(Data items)
****************
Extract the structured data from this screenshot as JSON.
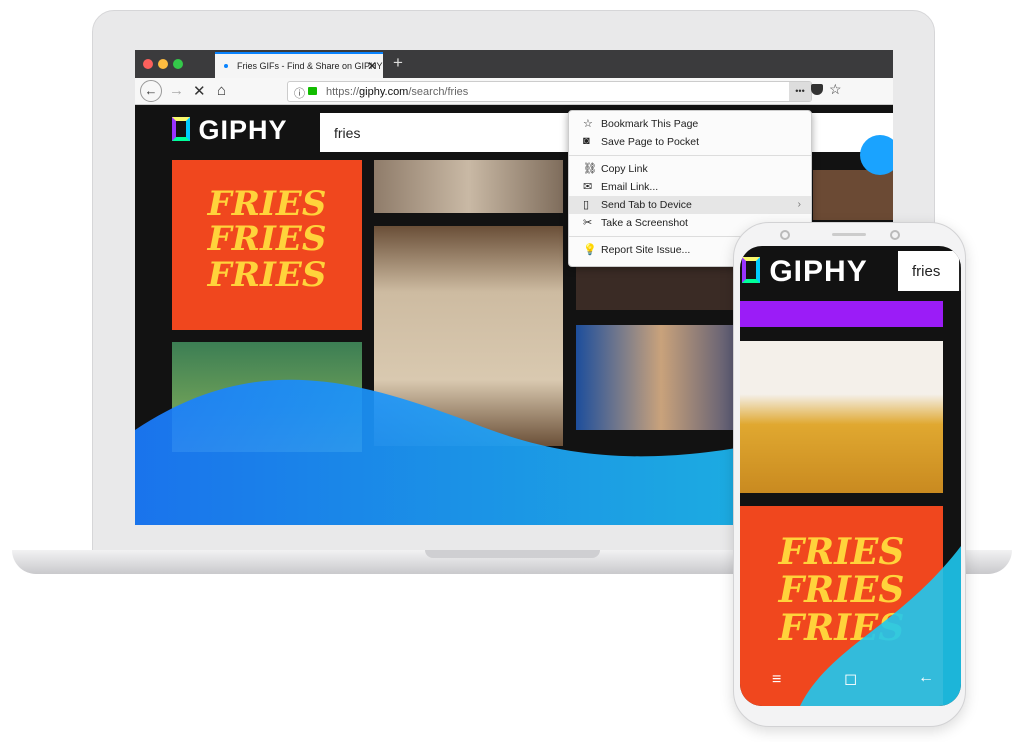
{
  "browser": {
    "tab_title": "Fries GIFs - Find & Share on GIPHY",
    "new_tab_label": "+",
    "url_prefix": "https://",
    "url_domain": "giphy.com",
    "url_path": "/search/fries",
    "page_actions_label": "•••"
  },
  "giphy": {
    "logo": "GIPHY",
    "search_value": "fries"
  },
  "gif_art": {
    "fries_text": "FRIES FRIES FRIES"
  },
  "menu": {
    "items": [
      {
        "icon": "star-icon",
        "label": "Bookmark This Page"
      },
      {
        "icon": "pocket-icon",
        "label": "Save Page to Pocket"
      },
      {
        "icon": "link-icon",
        "label": "Copy Link"
      },
      {
        "icon": "email-icon",
        "label": "Email Link..."
      },
      {
        "icon": "device-icon",
        "label": "Send Tab to Device",
        "submenu": true
      },
      {
        "icon": "screenshot-icon",
        "label": "Take a Screenshot"
      },
      {
        "icon": "bulb-icon",
        "label": "Report Site Issue..."
      }
    ]
  },
  "phone": {
    "logo": "GIPHY",
    "search_value": "fries"
  },
  "colors": {
    "accent_blue": "#0a84ff",
    "wave_cyan": "#1ec8f0",
    "wave_blue": "#1a7cff",
    "purple": "#9b1cf7",
    "fries_red": "#f0471e"
  }
}
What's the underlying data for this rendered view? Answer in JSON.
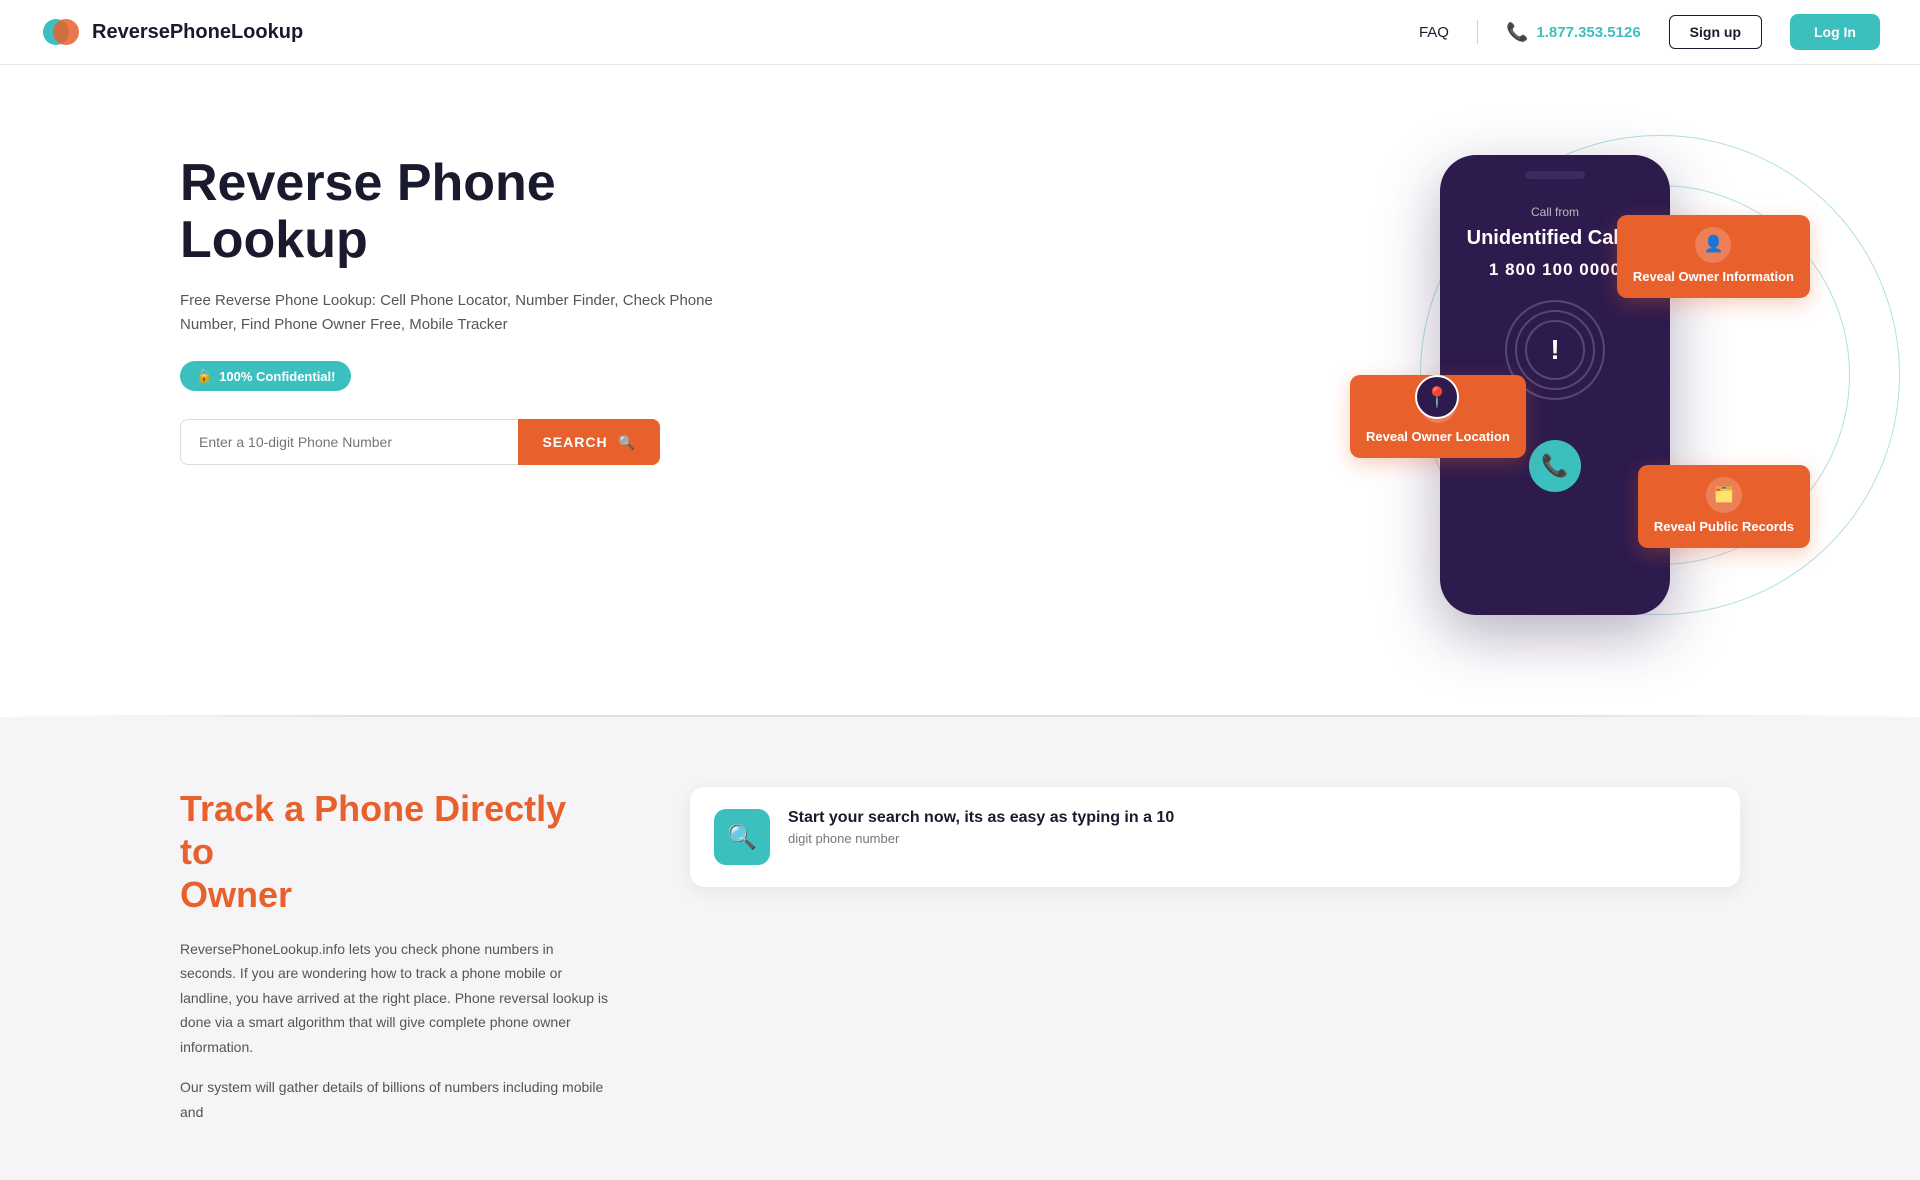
{
  "header": {
    "logo_text": "ReversePhoneLookup",
    "faq_label": "FAQ",
    "phone_number": "1.877.353.5126",
    "signup_label": "Sign up",
    "login_label": "Log In"
  },
  "hero": {
    "title": "Reverse Phone Lookup",
    "subtitle": "Free Reverse Phone Lookup: Cell Phone Locator, Number Finder, Check Phone Number, Find Phone Owner Free, Mobile Tracker",
    "badge": "100% Confidential!",
    "search_placeholder": "Enter a 10-digit Phone Number",
    "search_button": "SEARCH"
  },
  "phone_card": {
    "call_from_label": "Call from",
    "caller_name": "Unidentified Caller",
    "caller_number": "1 800 100 0000"
  },
  "float_cards": {
    "reveal_owner_info": "Reveal Owner Information",
    "reveal_location": "Reveal Owner Location",
    "reveal_public": "Reveal Public Records"
  },
  "lower": {
    "title_main": "Track a Phone Directly to",
    "title_accent": "Owner",
    "body1": "ReversePhoneLookup.info lets you check phone numbers in seconds. If you are wondering how to track a phone mobile or landline, you have arrived at the right place. Phone reversal lookup is done via a smart algorithm that will give complete phone owner information.",
    "body2": "Our system will gather details of billions of numbers including mobile and",
    "info_card": {
      "title": "Start your search now, its as easy as typing in a 10",
      "subtitle": "digit phone number"
    }
  }
}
****************
Quote all the records verbatim, dropping any pictures from your copy.

Extract the structured data from this screenshot as JSON.
{
  "browser": {
    "tab_title": "Fries GIFs - Find & Share on GIPHY",
    "new_tab_label": "+",
    "url_prefix": "https://",
    "url_domain": "giphy.com",
    "url_path": "/search/fries",
    "page_actions_label": "•••"
  },
  "giphy": {
    "logo": "GIPHY",
    "search_value": "fries"
  },
  "gif_art": {
    "fries_text": "FRIES FRIES FRIES"
  },
  "menu": {
    "items": [
      {
        "icon": "star-icon",
        "label": "Bookmark This Page"
      },
      {
        "icon": "pocket-icon",
        "label": "Save Page to Pocket"
      },
      {
        "icon": "link-icon",
        "label": "Copy Link"
      },
      {
        "icon": "email-icon",
        "label": "Email Link..."
      },
      {
        "icon": "device-icon",
        "label": "Send Tab to Device",
        "submenu": true
      },
      {
        "icon": "screenshot-icon",
        "label": "Take a Screenshot"
      },
      {
        "icon": "bulb-icon",
        "label": "Report Site Issue..."
      }
    ]
  },
  "phone": {
    "logo": "GIPHY",
    "search_value": "fries"
  },
  "colors": {
    "accent_blue": "#0a84ff",
    "wave_cyan": "#1ec8f0",
    "wave_blue": "#1a7cff",
    "purple": "#9b1cf7",
    "fries_red": "#f0471e"
  }
}
What's the underlying data for this rendered view? Answer in JSON.
{
  "header": {
    "logo_text": "ReversePhoneLookup",
    "faq_label": "FAQ",
    "phone_number": "1.877.353.5126",
    "signup_label": "Sign up",
    "login_label": "Log In"
  },
  "hero": {
    "title": "Reverse Phone Lookup",
    "subtitle": "Free Reverse Phone Lookup: Cell Phone Locator, Number Finder, Check Phone Number, Find Phone Owner Free, Mobile Tracker",
    "badge": "100% Confidential!",
    "search_placeholder": "Enter a 10-digit Phone Number",
    "search_button": "SEARCH"
  },
  "phone_card": {
    "call_from_label": "Call from",
    "caller_name": "Unidentified Caller",
    "caller_number": "1 800 100 0000"
  },
  "float_cards": {
    "reveal_owner_info": "Reveal Owner Information",
    "reveal_location": "Reveal Owner Location",
    "reveal_public": "Reveal Public Records"
  },
  "lower": {
    "title_main": "Track a Phone Directly to",
    "title_accent": "Owner",
    "body1": "ReversePhoneLookup.info lets you check phone numbers in seconds. If you are wondering how to track a phone mobile or landline, you have arrived at the right place. Phone reversal lookup is done via a smart algorithm that will give complete phone owner information.",
    "body2": "Our system will gather details of billions of numbers including mobile and",
    "info_card": {
      "title": "Start your search now, its as easy as typing in a 10",
      "subtitle": "digit phone number"
    }
  }
}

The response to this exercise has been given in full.